- WHAT IS NEEDED -
Here are some records; quote them exactly, leaving out the pictures.
+===+
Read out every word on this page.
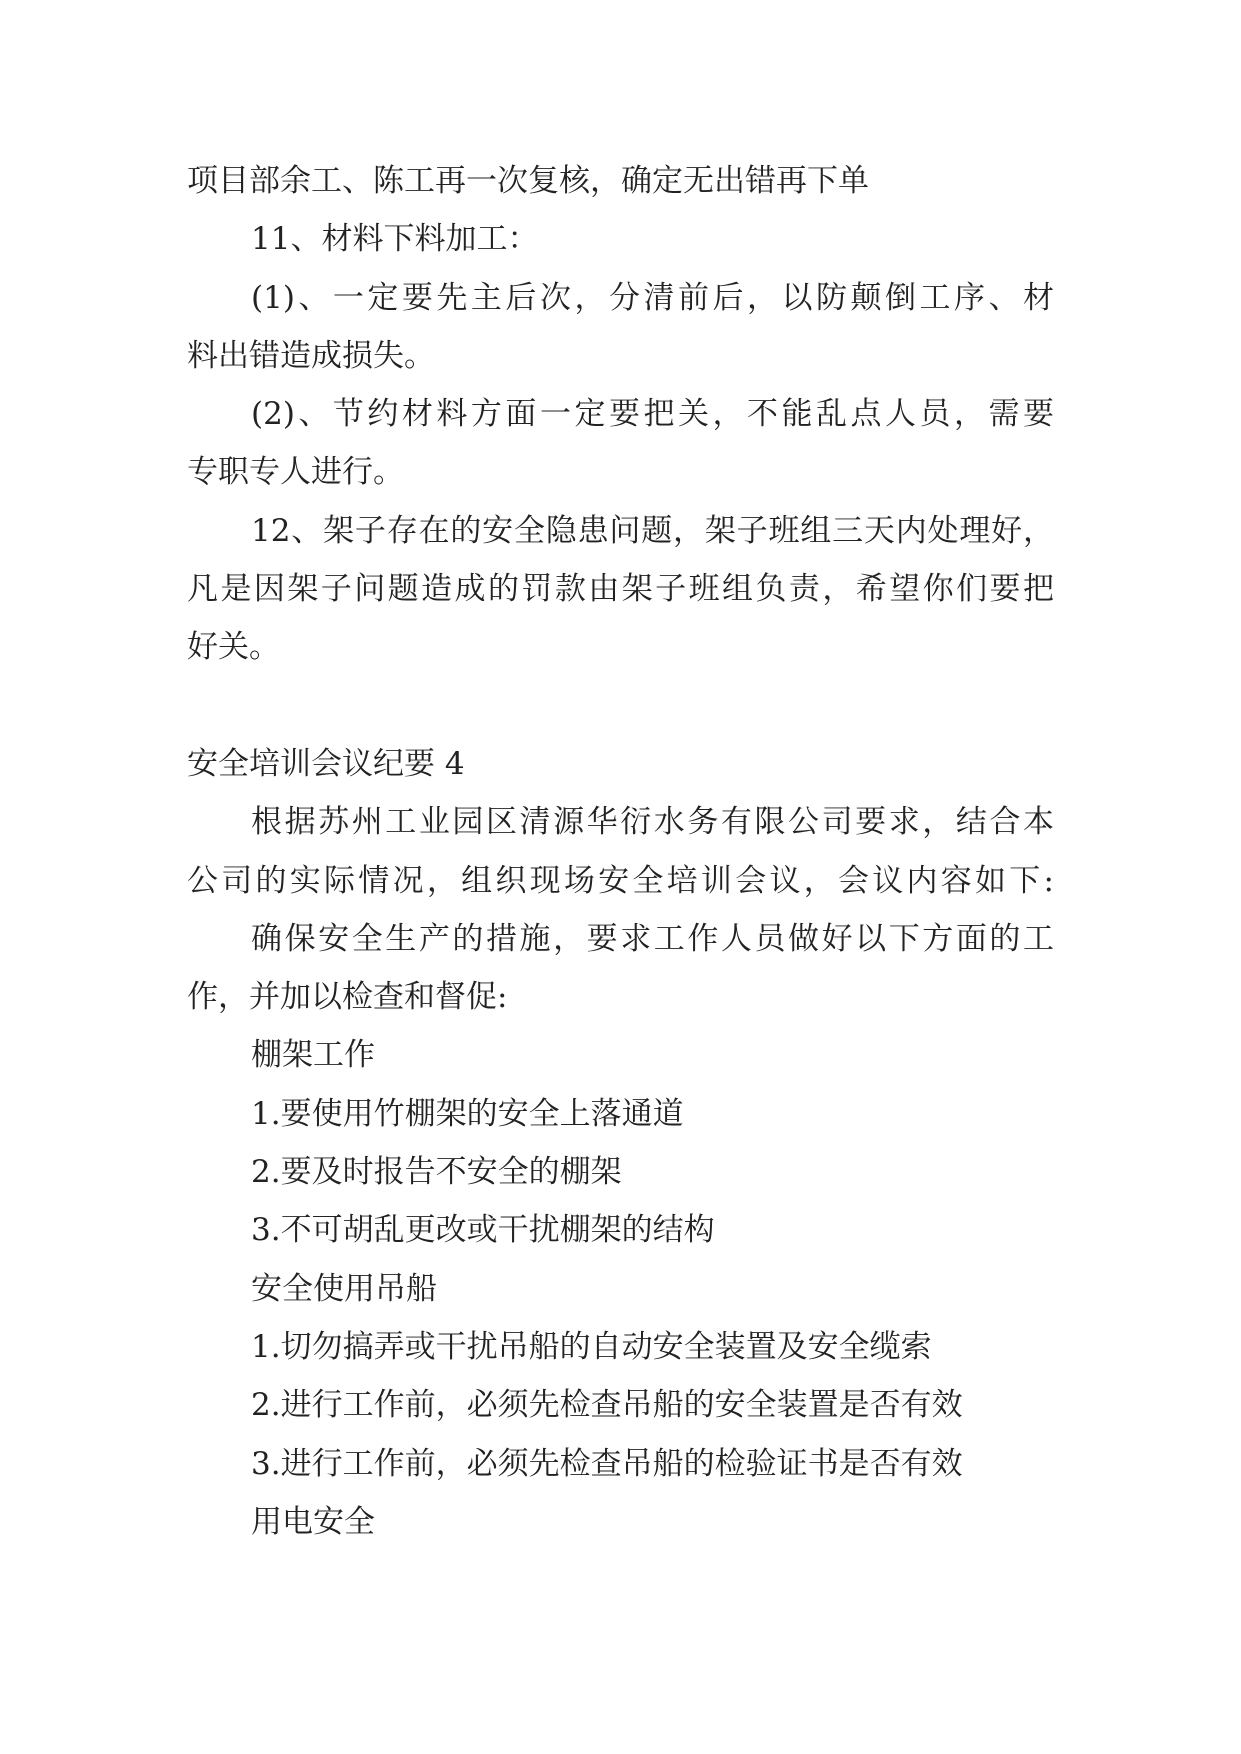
项目部余工、陈工再一次复核，确定无出错再下单
11、材料下料加工：
(1)、一定要先主后次，分清前后，以防颠倒工序、材
料出错造成损失。
(2)、节约材料方面一定要把关，不能乱点人员，需要
专职专人进行。
12、架子存在的安全隐患问题，架子班组三天内处理好，
凡是因架子问题造成的罚款由架子班组负责，希望你们要把
好关。
安全培训会议纪要 4
根据苏州工业园区清源华衍水务有限公司要求，结合本
公司的实际情况，组织现场安全培训会议，会议内容如下:
确保安全生产的措施，要求工作人员做好以下方面的工
作，并加以检查和督促:
棚架工作
1.要使用竹棚架的安全上落通道
2.要及时报告不安全的棚架
3.不可胡乱更改或干扰棚架的结构
安全使用吊船
1.切勿搞弄或干扰吊船的自动安全装置及安全缆索
2.进行工作前，必须先检查吊船的安全装置是否有效
3.进行工作前，必须先检查吊船的检验证书是否有效
用电安全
+===+
- EXERCISE RESPONSE -
Read out every word on this page.
项目部余工、陈工再一次复核，确定无出错再下单
11、材料下料加工：
(1)、一定要先主后次，分清前后，以防颠倒工序、材
料出错造成损失。
(2)、节约材料方面一定要把关，不能乱点人员，需要
专职专人进行。
12、架子存在的安全隐患问题，架子班组三天内处理好，
凡是因架子问题造成的罚款由架子班组负责，希望你们要把
好关。
安全培训会议纪要 4
根据苏州工业园区清源华衍水务有限公司要求，结合本
公司的实际情况，组织现场安全培训会议，会议内容如下:
确保安全生产的措施，要求工作人员做好以下方面的工
作，并加以检查和督促:
棚架工作
1.要使用竹棚架的安全上落通道
2.要及时报告不安全的棚架
3.不可胡乱更改或干扰棚架的结构
安全使用吊船
1.切勿搞弄或干扰吊船的自动安全装置及安全缆索
2.进行工作前，必须先检查吊船的安全装置是否有效
3.进行工作前，必须先检查吊船的检验证书是否有效
用电安全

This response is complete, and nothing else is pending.